TEXT BLOCK
Computers do a good bit of the flying and weapons control on all modern aircraft.  They are no less vulnerable than guidance systems for a drone.  Violate them and the aircraft loses much of its superiority.

There was a recent article in Popular Science on the subject of drones.  They listed at least one prototype that was supersonic or very close.  (635 MPH)  

I would rather put the money into drones.  (does UAV sound better?)  The F 22 is horrendously expensive and requires horrendously expensive pilots.


----------



## Intense

Non-Nuclear EMP: Automating the Military May Prove a Real Threat
by Major Scott W. Merkle
How is this for a grand scenario?...One that would make an airborne assault with combat equipment, followed by a twenty-five-mile forced march sound enticing. You are the operations officer (S3) of your battalion and tomorrow you are to present your one-hundred-plus slide quarterly training brief (QTB) presentation, but for some unknown reason, all of the automation equipment on post is down. You hurry home to print it on your own PC, but your system is also down (and you just spent the whole weekend with that new income tax software working on your return). 
You wonder...How could such a catastrophe occur? What could cause this to happen? Then you remember the movie that you saw this past weekend. About ruthless forces threatening to use a weapon capable of destroying the computer chips and memories upon which our lives depend. But one man stood in their way: "Bond... James Bond!" 
Hollywood shenanigans? Implausible? Science fiction? The answers are yes, no, and maybe. The 007 saga "Goldeneye" is about attempts to prevent the neophyte, but dangerous, Russian Mafia from using an orbiting space weapon (called Goldeneye), which can blast uncooperative nations with pulses of energy, harmless to people but devastating to electronic devices and their components. Airplanes would fall from the skies, nuclear-power plants would race out of control, financial records would be erased, and your one-hundred-plus QTB slide presentation would be lost.

MATERIAL PROVIDED
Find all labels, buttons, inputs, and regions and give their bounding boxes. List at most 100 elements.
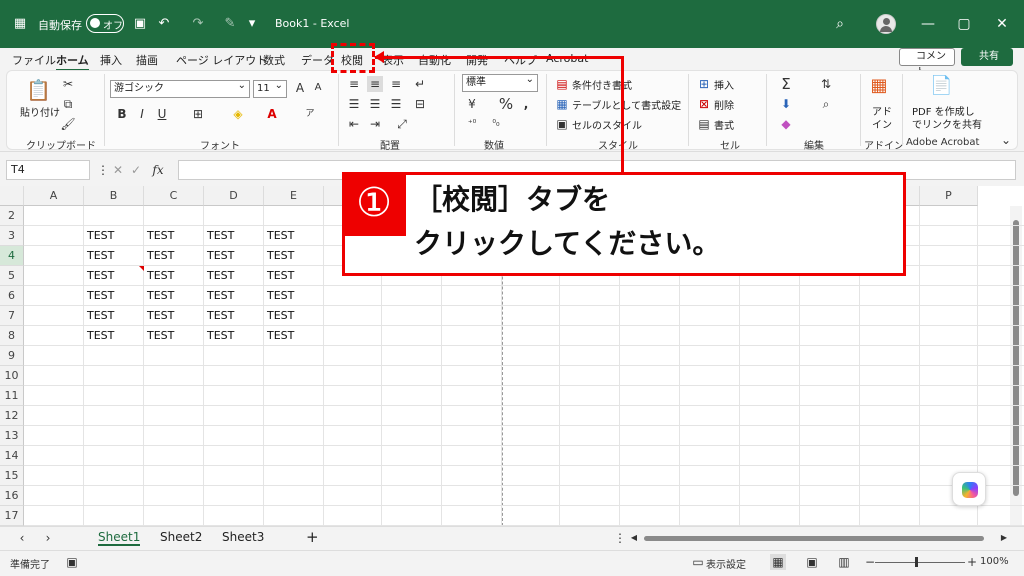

SET PROBLEM 1
In the drone and EMP thread, why would the poster rather spend the money on drones?
SET PROBLEM 2
What speed does the drone and EMP thread give for the prototype listed in the Popular Science article?
SET PROBLEM 3
Extend the drone and EMP thread from its final sentence onward.

EXERCISE ANSWER 1
The F 22 is horrendously expensive and requires horrendously expensive pilots.

EXERCISE ANSWER 2
635 MPH.

EXERCISE ANSWER 3
Could this actually happen? The fact is, that today, there is technology available that could do just that. Fortunately, international treaties governing the use of outer space and the availability of the simpler, non-nuclear-pulse weapons make the specifics from the "Goldeneye" scenario improbable. Then again, the military has earned a reputation for falsely labeling as fiction advanced weapons and units already within its arsenals; remember the Pentagon's embarrassment when surprisingly accurate models of its supposedly super-secret stealth-fighter aircraft began appearing at your local toy store? 
Real EMP Weapons
In reality, the existence of Goldeneye-like pulse weapons first became a fact in the early 1960s. While testing hydrogen bombs in outer space, hundreds of miles above the planet, American and Soviet scientists discovered that each atomic blast created a pulse of electromagnetic energy similar to conventional radio-made microwaves, but with energy so great that they erased magnetic memories and melted the microscopic junctions in transistors on the Earth below. These were veritable tidal waves of energy, sufficient to cripple sensitive microelectronics but too weak to be seen, heard, or felt by human beings.1 During one U.S. test, in July 1962, a hydrogen bomb was detonated approximately 650 miles in space, roughly where today's space shuttles orbit. Simultaneously, 2100 miles to the northeast, street lights went dark and burglar alarms began ringing on the Hawaiian islands. The reason was an electromagnetic pulse (EMP) produced by the blast.2 
Due to this reaction, in 1963 the United States and the Soviet Union signed the Atmospheric Test Ban Treaty to counter the considerable threat posed by EMPs. Since then, that threat has grown at a fantastic rate, fueled by the rapid progress made in compacting ever more EMP-sensitive transistors onto the computer chips upon which modern electronics rely.3 Can you imagine your neighbor being able to go down to the local radio parts store, buy a hand-held EMP weapon, and use it to wipe out your household electronics? All because he is angry at you.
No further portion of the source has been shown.